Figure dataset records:
══════════

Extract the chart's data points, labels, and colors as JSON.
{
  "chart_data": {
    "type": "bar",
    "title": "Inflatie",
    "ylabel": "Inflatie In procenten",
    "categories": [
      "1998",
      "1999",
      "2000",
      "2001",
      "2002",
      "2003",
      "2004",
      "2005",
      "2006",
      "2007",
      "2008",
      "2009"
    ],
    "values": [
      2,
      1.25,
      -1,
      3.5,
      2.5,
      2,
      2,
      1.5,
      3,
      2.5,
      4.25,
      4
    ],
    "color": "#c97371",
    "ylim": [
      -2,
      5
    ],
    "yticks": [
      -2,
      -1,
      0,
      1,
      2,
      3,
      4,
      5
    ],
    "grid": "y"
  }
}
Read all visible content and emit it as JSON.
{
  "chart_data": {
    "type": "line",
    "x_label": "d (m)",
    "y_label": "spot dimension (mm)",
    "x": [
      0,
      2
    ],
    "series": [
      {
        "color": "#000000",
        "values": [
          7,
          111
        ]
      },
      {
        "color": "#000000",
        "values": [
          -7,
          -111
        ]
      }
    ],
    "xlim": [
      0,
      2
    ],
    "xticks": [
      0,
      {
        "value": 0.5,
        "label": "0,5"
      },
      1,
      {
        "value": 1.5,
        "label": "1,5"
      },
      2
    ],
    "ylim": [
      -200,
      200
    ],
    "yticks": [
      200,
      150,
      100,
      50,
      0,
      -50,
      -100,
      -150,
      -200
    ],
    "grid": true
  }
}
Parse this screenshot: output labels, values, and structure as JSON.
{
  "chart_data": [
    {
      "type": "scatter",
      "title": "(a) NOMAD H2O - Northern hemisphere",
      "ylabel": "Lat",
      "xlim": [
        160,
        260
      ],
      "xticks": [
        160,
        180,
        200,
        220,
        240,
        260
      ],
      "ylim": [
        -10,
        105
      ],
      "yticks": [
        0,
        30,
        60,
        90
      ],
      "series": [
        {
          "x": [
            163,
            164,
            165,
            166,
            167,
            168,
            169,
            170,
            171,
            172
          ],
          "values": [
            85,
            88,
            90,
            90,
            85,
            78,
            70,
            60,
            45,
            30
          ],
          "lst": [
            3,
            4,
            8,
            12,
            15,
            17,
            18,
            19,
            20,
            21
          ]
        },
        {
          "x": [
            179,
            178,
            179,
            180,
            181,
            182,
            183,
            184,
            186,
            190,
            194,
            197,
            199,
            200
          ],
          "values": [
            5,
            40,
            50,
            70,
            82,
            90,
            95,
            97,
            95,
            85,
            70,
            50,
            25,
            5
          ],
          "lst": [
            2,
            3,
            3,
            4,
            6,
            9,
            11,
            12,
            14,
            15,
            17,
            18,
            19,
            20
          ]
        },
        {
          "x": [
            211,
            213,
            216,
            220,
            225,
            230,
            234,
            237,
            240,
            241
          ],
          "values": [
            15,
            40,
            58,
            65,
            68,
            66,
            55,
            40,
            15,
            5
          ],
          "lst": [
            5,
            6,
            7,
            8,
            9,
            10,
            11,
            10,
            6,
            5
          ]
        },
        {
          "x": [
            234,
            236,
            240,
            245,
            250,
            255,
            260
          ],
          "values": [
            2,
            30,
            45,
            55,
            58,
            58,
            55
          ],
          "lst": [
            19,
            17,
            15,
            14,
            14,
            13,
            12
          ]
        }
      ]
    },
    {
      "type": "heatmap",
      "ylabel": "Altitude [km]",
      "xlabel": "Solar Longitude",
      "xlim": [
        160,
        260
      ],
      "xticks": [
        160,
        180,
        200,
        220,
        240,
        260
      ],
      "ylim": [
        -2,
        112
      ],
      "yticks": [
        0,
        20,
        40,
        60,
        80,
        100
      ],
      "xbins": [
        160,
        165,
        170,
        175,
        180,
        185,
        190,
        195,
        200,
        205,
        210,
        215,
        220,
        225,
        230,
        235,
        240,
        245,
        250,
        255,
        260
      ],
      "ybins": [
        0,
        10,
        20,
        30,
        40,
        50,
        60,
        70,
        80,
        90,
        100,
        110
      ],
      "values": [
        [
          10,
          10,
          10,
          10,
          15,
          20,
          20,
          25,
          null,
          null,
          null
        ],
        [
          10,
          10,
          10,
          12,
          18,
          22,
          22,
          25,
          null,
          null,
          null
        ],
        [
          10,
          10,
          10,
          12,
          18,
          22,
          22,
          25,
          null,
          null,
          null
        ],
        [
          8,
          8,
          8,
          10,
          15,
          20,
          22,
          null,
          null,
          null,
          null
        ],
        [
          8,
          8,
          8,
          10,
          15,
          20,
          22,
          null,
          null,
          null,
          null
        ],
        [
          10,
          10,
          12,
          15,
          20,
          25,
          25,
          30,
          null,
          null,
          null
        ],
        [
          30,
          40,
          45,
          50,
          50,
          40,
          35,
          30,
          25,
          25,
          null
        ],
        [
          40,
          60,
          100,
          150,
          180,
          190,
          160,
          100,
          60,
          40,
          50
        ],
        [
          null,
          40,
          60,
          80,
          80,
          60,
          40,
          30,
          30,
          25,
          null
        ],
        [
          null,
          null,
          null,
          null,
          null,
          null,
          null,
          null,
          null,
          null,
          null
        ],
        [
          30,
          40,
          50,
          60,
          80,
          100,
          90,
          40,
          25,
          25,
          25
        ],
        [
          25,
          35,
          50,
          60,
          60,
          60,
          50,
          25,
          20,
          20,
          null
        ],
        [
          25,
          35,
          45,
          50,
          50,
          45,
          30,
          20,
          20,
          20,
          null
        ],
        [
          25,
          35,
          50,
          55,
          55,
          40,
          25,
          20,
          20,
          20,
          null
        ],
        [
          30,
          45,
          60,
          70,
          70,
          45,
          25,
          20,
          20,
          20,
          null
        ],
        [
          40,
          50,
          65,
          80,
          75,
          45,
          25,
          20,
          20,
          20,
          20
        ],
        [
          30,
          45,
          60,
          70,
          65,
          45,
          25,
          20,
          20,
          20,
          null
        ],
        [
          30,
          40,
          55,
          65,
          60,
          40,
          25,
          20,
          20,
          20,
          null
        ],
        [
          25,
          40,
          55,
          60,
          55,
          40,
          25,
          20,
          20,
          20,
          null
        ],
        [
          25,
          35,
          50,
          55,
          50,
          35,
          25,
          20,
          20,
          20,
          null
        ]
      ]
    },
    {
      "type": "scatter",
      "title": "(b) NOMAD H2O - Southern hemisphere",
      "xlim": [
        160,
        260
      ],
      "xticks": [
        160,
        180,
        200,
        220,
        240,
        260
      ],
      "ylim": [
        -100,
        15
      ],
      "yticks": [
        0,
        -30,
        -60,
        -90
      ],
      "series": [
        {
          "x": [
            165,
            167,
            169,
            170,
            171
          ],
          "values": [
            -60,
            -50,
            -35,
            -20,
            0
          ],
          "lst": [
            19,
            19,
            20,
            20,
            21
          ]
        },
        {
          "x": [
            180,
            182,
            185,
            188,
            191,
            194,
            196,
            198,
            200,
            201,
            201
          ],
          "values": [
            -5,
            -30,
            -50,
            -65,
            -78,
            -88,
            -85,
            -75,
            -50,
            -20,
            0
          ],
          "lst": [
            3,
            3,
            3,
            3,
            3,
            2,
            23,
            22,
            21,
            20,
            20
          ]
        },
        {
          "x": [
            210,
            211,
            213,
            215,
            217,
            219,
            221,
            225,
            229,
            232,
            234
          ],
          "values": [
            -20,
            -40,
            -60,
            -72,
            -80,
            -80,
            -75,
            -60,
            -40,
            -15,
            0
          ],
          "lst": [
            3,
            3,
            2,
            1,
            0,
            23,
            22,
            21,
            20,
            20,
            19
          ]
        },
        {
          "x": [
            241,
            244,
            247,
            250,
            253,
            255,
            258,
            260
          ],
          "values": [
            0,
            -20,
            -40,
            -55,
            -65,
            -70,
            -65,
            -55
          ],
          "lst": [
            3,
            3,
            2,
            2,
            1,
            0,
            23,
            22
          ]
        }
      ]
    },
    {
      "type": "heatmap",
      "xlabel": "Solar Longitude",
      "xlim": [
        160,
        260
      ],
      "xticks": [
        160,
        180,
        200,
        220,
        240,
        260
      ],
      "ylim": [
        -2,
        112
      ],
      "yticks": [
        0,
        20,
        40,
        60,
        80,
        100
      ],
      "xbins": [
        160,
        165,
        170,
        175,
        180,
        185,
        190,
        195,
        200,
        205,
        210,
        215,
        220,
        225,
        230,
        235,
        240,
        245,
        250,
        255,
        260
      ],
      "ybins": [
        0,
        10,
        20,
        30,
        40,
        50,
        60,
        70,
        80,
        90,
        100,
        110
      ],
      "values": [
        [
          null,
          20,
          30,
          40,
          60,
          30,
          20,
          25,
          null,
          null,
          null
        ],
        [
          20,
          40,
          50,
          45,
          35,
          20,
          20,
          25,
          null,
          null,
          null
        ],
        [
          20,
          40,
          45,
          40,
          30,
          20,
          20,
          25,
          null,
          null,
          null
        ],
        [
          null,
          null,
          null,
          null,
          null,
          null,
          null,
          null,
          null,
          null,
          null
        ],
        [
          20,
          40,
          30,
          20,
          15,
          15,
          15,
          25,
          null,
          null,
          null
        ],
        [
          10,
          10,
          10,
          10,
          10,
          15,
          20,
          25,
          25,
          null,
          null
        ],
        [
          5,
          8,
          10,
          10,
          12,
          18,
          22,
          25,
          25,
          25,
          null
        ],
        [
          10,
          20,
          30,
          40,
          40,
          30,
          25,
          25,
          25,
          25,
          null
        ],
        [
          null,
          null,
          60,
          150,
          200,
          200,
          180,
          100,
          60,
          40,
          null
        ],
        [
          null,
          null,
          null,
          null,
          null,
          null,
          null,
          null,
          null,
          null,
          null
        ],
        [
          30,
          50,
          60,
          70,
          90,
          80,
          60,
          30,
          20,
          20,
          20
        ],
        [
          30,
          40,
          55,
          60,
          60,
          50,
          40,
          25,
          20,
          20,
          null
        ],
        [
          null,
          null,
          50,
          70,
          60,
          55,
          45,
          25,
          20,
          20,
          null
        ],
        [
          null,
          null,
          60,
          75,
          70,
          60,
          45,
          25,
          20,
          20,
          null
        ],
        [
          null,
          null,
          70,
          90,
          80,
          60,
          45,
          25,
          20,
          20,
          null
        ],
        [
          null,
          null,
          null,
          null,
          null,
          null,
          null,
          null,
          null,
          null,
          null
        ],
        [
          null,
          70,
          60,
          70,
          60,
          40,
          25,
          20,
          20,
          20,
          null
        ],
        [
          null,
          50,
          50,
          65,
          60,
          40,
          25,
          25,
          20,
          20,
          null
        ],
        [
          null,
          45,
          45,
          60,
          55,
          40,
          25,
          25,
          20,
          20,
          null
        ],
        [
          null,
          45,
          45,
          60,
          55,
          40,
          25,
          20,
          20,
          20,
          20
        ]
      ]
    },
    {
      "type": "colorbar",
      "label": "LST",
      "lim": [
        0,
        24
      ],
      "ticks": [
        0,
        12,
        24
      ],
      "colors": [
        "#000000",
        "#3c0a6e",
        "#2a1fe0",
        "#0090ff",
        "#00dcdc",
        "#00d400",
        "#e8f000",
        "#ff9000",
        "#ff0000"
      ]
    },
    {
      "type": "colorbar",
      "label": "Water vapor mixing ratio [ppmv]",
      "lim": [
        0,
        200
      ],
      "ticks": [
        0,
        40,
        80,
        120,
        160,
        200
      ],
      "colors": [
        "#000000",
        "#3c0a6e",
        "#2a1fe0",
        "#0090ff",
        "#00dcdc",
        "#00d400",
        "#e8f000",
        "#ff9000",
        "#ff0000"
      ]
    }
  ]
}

══════════

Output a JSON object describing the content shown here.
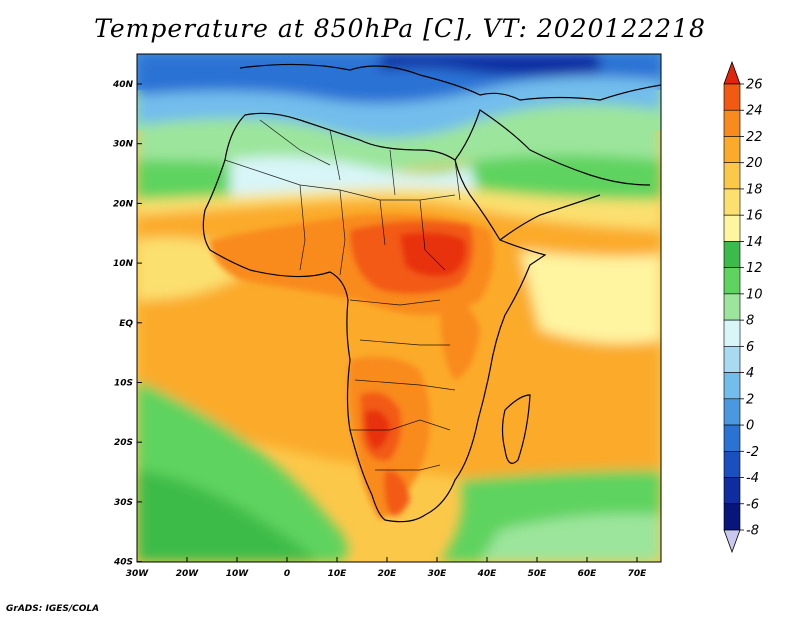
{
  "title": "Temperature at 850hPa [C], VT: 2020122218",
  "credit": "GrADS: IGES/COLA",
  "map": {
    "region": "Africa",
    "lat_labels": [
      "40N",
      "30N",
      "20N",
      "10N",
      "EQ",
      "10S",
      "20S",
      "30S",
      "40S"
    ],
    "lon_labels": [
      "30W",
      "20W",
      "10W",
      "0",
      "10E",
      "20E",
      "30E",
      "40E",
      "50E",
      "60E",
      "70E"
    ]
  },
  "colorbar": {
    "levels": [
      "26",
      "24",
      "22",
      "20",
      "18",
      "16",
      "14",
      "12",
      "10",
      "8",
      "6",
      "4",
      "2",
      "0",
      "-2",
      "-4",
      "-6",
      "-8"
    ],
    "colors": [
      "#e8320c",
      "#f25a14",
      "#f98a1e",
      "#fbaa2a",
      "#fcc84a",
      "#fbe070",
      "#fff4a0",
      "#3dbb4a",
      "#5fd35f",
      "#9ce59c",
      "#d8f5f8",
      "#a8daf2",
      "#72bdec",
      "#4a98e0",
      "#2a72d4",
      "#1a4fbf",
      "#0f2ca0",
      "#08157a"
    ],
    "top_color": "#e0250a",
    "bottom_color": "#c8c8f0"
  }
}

══════════

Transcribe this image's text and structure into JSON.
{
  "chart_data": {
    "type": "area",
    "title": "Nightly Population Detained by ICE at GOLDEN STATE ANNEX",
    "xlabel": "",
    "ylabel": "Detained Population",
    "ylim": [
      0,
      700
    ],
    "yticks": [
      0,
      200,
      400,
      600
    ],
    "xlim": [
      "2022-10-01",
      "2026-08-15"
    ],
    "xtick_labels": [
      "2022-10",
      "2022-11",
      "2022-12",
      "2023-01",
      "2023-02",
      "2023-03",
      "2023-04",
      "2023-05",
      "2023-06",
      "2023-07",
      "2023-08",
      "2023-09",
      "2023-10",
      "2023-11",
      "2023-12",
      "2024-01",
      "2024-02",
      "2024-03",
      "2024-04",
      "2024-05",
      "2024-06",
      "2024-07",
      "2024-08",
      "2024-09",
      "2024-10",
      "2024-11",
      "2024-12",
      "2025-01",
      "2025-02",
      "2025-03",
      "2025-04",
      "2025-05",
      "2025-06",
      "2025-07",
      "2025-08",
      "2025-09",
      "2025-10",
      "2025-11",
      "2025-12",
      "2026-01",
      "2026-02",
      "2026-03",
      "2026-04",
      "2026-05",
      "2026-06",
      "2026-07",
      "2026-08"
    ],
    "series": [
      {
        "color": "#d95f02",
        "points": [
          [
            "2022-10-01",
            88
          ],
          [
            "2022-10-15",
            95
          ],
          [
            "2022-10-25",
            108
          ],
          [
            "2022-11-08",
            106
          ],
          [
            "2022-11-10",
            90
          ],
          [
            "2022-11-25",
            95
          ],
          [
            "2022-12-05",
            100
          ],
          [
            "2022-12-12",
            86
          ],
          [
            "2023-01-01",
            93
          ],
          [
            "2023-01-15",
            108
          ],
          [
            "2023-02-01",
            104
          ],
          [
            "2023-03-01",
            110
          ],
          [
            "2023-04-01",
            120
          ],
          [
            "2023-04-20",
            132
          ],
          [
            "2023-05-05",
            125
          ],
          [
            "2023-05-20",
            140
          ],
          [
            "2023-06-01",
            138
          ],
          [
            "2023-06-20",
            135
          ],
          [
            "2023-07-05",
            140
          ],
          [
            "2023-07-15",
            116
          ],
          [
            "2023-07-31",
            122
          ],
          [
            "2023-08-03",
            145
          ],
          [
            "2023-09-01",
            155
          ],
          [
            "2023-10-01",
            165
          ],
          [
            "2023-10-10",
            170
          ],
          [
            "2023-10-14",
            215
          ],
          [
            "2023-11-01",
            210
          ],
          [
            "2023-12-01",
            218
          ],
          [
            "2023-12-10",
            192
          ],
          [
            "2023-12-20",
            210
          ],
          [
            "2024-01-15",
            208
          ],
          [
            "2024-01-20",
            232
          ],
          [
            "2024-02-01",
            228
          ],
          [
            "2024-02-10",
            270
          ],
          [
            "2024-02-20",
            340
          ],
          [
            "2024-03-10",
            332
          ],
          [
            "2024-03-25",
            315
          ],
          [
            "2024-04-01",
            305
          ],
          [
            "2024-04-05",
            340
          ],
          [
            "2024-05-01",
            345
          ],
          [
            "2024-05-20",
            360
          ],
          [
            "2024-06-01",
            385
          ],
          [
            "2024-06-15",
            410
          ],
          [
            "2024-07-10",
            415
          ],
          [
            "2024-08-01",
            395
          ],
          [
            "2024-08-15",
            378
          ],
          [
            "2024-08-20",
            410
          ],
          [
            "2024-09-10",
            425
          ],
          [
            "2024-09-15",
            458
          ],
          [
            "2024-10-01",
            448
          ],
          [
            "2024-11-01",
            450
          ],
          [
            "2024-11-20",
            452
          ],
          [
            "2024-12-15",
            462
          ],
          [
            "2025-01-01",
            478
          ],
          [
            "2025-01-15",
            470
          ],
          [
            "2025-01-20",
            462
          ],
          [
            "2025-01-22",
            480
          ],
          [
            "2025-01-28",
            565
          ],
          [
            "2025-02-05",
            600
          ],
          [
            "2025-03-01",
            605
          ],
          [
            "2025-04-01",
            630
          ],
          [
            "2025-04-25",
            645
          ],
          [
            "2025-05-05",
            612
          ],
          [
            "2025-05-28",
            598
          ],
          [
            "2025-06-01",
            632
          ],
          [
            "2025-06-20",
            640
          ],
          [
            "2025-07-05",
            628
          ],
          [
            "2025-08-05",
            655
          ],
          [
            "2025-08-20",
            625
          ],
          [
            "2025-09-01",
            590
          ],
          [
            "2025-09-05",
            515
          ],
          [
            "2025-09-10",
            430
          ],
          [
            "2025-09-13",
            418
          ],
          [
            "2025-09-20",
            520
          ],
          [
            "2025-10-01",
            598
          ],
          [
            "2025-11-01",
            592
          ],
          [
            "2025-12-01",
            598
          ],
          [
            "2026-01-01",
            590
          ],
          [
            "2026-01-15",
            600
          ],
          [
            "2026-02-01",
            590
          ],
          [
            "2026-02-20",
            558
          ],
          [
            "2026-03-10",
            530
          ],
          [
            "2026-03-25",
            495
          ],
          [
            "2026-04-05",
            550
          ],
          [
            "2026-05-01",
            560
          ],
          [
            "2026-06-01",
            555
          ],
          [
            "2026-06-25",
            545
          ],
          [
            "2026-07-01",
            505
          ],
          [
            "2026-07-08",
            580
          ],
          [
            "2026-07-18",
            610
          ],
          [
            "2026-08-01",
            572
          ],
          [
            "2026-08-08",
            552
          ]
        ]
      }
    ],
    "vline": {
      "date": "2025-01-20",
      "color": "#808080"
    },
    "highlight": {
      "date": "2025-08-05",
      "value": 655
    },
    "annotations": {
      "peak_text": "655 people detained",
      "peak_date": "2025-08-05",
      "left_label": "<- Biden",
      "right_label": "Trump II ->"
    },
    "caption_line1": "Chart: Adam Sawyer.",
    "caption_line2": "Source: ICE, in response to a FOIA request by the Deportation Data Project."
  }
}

══════════

Task to carry out:
Copy out every line from the data above that has "NOMAD" in it.

Written answer:
      "title": "(a) NOMAD H2O - Northern hemisphere",
      "title": "(b) NOMAD H2O - Southern hemisphere",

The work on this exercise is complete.